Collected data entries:
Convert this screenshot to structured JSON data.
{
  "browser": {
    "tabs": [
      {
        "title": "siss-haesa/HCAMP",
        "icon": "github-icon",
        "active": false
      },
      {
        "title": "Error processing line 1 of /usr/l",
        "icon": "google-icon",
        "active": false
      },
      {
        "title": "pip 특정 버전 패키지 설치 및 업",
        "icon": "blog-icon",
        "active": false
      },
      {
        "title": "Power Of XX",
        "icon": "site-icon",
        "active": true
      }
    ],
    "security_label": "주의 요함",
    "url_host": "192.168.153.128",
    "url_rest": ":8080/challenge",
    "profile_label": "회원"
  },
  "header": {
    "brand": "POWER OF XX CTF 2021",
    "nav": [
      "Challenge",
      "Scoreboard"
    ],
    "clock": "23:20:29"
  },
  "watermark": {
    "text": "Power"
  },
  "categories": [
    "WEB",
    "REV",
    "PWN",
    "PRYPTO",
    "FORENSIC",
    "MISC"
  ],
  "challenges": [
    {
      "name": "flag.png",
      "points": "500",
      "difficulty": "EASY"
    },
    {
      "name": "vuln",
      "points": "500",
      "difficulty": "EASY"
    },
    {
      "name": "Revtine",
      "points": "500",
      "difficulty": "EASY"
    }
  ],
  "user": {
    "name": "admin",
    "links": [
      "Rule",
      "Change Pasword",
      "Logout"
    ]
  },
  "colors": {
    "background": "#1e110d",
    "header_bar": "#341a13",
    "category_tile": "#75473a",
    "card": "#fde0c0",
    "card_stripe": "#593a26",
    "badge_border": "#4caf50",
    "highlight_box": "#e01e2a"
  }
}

§ YOUR INSTRUCTIONS: Please repeat the material above, word for word and in full.

§ RESULT FOR THIS EXERCISE:
Convert this screenshot to structured JSON data.
{
  "browser": {
    "tabs": [
      {
        "title": "siss-haesa/HCAMP",
        "icon": "github-icon",
        "active": false
      },
      {
        "title": "Error processing line 1 of /usr/l",
        "icon": "google-icon",
        "active": false
      },
      {
        "title": "pip 특정 버전 패키지 설치 및 업",
        "icon": "blog-icon",
        "active": false
      },
      {
        "title": "Power Of XX",
        "icon": "site-icon",
        "active": true
      }
    ],
    "security_label": "주의 요함",
    "url_host": "192.168.153.128",
    "url_rest": ":8080/challenge",
    "profile_label": "회원"
  },
  "header": {
    "brand": "POWER OF XX CTF 2021",
    "nav": [
      "Challenge",
      "Scoreboard"
    ],
    "clock": "23:20:29"
  },
  "watermark": {
    "text": "Power"
  },
  "categories": [
    "WEB",
    "REV",
    "PWN",
    "PRYPTO",
    "FORENSIC",
    "MISC"
  ],
  "challenges": [
    {
      "name": "flag.png",
      "points": "500",
      "difficulty": "EASY"
    },
    {
      "name": "vuln",
      "points": "500",
      "difficulty": "EASY"
    },
    {
      "name": "Revtine",
      "points": "500",
      "difficulty": "EASY"
    }
  ],
  "user": {
    "name": "admin",
    "links": [
      "Rule",
      "Change Pasword",
      "Logout"
    ]
  },
  "colors": {
    "background": "#1e110d",
    "header_bar": "#341a13",
    "category_tile": "#75473a",
    "card": "#fde0c0",
    "card_stripe": "#593a26",
    "badge_border": "#4caf50",
    "highlight_box": "#e01e2a"
  }
}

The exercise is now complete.